#### ROWS

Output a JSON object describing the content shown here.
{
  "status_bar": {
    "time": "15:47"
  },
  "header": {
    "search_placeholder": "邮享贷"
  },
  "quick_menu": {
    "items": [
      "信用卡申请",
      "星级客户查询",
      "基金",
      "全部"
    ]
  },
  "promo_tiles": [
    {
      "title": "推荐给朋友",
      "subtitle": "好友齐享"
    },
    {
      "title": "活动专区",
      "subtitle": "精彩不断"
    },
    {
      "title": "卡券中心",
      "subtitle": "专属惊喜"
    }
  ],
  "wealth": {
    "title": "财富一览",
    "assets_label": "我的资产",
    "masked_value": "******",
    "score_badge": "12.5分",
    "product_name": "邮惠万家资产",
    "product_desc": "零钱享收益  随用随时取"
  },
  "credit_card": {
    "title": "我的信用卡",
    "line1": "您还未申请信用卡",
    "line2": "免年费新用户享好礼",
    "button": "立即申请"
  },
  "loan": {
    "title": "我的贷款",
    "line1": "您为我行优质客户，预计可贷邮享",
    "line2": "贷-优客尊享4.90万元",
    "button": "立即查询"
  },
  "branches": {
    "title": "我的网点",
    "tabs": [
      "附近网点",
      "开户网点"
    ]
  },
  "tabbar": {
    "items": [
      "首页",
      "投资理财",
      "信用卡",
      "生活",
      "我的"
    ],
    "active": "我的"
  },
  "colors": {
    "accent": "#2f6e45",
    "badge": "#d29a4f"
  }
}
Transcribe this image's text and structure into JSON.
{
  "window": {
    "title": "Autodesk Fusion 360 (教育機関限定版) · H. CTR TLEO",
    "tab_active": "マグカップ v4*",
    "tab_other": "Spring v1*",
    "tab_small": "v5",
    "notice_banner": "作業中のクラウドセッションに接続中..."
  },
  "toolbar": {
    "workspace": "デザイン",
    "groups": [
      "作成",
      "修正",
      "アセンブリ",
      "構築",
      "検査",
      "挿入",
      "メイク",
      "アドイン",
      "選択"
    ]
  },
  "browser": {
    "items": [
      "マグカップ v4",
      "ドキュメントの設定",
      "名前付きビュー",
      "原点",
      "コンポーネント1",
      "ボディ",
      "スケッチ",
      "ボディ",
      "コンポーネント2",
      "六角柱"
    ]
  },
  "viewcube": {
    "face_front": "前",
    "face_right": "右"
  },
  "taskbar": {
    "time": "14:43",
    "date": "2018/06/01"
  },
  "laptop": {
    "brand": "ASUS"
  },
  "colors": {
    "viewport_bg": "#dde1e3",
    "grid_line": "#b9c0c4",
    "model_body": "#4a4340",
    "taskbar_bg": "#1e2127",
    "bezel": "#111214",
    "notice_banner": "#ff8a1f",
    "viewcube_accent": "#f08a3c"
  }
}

########

Show every line from the entries above in which "subtitle" appears.

      "subtitle": "好友齐享"
      "subtitle": "精彩不断"
      "subtitle": "专属惊喜"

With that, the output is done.